=== Input material ===

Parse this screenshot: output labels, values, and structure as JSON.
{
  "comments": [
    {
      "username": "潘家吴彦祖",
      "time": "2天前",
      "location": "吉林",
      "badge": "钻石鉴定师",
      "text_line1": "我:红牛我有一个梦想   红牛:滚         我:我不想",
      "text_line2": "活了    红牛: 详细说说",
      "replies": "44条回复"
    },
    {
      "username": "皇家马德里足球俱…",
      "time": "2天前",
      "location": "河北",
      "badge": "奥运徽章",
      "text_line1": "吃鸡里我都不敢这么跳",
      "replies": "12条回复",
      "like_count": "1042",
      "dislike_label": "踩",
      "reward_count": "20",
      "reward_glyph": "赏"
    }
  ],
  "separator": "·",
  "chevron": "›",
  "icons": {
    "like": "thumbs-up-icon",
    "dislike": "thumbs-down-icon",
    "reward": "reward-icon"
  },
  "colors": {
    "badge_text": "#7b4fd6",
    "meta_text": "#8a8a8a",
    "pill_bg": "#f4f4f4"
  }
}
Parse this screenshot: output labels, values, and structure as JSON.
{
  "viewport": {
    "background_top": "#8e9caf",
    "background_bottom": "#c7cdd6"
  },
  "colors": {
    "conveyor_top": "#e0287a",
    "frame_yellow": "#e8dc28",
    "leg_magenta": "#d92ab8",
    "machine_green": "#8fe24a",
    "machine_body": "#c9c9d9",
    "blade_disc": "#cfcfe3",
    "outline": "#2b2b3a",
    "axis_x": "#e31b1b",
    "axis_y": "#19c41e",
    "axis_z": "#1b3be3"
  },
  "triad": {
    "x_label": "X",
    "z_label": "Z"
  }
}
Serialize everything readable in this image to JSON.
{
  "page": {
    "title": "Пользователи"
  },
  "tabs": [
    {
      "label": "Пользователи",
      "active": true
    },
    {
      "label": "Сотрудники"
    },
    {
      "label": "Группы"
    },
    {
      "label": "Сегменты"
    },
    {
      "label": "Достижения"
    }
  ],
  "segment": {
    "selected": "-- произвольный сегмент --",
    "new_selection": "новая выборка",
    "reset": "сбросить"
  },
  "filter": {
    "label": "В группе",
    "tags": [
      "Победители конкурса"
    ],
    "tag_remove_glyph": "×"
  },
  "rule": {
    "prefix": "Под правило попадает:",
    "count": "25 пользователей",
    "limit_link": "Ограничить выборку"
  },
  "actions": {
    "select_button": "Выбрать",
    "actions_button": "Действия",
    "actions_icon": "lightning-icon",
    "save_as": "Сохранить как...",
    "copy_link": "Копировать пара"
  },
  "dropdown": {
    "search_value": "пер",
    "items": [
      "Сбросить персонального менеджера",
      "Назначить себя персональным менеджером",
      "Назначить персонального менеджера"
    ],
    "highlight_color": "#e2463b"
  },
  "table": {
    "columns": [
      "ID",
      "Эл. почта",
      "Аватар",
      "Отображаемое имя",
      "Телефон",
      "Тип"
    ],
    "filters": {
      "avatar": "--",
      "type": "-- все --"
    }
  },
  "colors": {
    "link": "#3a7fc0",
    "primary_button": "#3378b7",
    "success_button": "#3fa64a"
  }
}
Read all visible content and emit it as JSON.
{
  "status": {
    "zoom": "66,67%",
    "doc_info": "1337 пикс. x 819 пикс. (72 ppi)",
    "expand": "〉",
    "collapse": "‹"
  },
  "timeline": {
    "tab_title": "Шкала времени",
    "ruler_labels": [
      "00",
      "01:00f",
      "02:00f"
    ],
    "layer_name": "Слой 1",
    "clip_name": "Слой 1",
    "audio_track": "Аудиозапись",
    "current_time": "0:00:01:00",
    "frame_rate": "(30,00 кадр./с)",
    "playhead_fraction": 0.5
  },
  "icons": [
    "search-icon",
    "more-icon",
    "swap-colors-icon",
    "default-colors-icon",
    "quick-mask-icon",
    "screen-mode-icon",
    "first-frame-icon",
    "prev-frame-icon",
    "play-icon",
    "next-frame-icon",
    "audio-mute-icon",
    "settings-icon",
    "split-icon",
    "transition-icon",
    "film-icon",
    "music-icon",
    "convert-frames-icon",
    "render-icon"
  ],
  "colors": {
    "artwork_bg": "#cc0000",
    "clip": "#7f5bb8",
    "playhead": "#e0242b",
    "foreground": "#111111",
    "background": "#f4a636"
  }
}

===

Exercise directions -> Word for word, extract all the records.

Solved exercise ->
Parse this screenshot: output labels, values, and structure as JSON.
{
  "comments": [
    {
      "username": "潘家吴彦祖",
      "time": "2天前",
      "location": "吉林",
      "badge": "钻石鉴定师",
      "text_line1": "我:红牛我有一个梦想   红牛:滚         我:我不想",
      "text_line2": "活了    红牛: 详细说说",
      "replies": "44条回复"
    },
    {
      "username": "皇家马德里足球俱…",
      "time": "2天前",
      "location": "河北",
      "badge": "奥运徽章",
      "text_line1": "吃鸡里我都不敢这么跳",
      "replies": "12条回复",
      "like_count": "1042",
      "dislike_label": "踩",
      "reward_count": "20",
      "reward_glyph": "赏"
    }
  ],
  "separator": "·",
  "chevron": "›",
  "icons": {
    "like": "thumbs-up-icon",
    "dislike": "thumbs-down-icon",
    "reward": "reward-icon"
  },
  "colors": {
    "badge_text": "#7b4fd6",
    "meta_text": "#8a8a8a",
    "pill_bg": "#f4f4f4"
  }
}
Parse this screenshot: output labels, values, and structure as JSON.
{
  "viewport": {
    "background_top": "#8e9caf",
    "background_bottom": "#c7cdd6"
  },
  "colors": {
    "conveyor_top": "#e0287a",
    "frame_yellow": "#e8dc28",
    "leg_magenta": "#d92ab8",
    "machine_green": "#8fe24a",
    "machine_body": "#c9c9d9",
    "blade_disc": "#cfcfe3",
    "outline": "#2b2b3a",
    "axis_x": "#e31b1b",
    "axis_y": "#19c41e",
    "axis_z": "#1b3be3"
  },
  "triad": {
    "x_label": "X",
    "z_label": "Z"
  }
}
Serialize everything readable in this image to JSON.
{
  "page": {
    "title": "Пользователи"
  },
  "tabs": [
    {
      "label": "Пользователи",
      "active": true
    },
    {
      "label": "Сотрудники"
    },
    {
      "label": "Группы"
    },
    {
      "label": "Сегменты"
    },
    {
      "label": "Достижения"
    }
  ],
  "segment": {
    "selected": "-- произвольный сегмент --",
    "new_selection": "новая выборка",
    "reset": "сбросить"
  },
  "filter": {
    "label": "В группе",
    "tags": [
      "Победители конкурса"
    ],
    "tag_remove_glyph": "×"
  },
  "rule": {
    "prefix": "Под правило попадает:",
    "count": "25 пользователей",
    "limit_link": "Ограничить выборку"
  },
  "actions": {
    "select_button": "Выбрать",
    "actions_button": "Действия",
    "actions_icon": "lightning-icon",
    "save_as": "Сохранить как...",
    "copy_link": "Копировать пара"
  },
  "dropdown": {
    "search_value": "пер",
    "items": [
      "Сбросить персонального менеджера",
      "Назначить себя персональным менеджером",
      "Назначить персонального менеджера"
    ],
    "highlight_color": "#e2463b"
  },
  "table": {
    "columns": [
      "ID",
      "Эл. почта",
      "Аватар",
      "Отображаемое имя",
      "Телефон",
      "Тип"
    ],
    "filters": {
      "avatar": "--",
      "type": "-- все --"
    }
  },
  "colors": {
    "link": "#3a7fc0",
    "primary_button": "#3378b7",
    "success_button": "#3fa64a"
  }
}
Read all visible content and emit it as JSON.
{
  "status": {
    "zoom": "66,67%",
    "doc_info": "1337 пикс. x 819 пикс. (72 ppi)",
    "expand": "〉",
    "collapse": "‹"
  },
  "timeline": {
    "tab_title": "Шкала времени",
    "ruler_labels": [
      "00",
      "01:00f",
      "02:00f"
    ],
    "layer_name": "Слой 1",
    "clip_name": "Слой 1",
    "audio_track": "Аудиозапись",
    "current_time": "0:00:01:00",
    "frame_rate": "(30,00 кадр./с)",
    "playhead_fraction": 0.5
  },
  "icons": [
    "search-icon",
    "more-icon",
    "swap-colors-icon",
    "default-colors-icon",
    "quick-mask-icon",
    "screen-mode-icon",
    "first-frame-icon",
    "prev-frame-icon",
    "play-icon",
    "next-frame-icon",
    "audio-mute-icon",
    "settings-icon",
    "split-icon",
    "transition-icon",
    "film-icon",
    "music-icon",
    "convert-frames-icon",
    "render-icon"
  ],
  "colors": {
    "artwork_bg": "#cc0000",
    "clip": "#7f5bb8",
    "playhead": "#e0242b",
    "foreground": "#111111",
    "background": "#f4a636"
  }
}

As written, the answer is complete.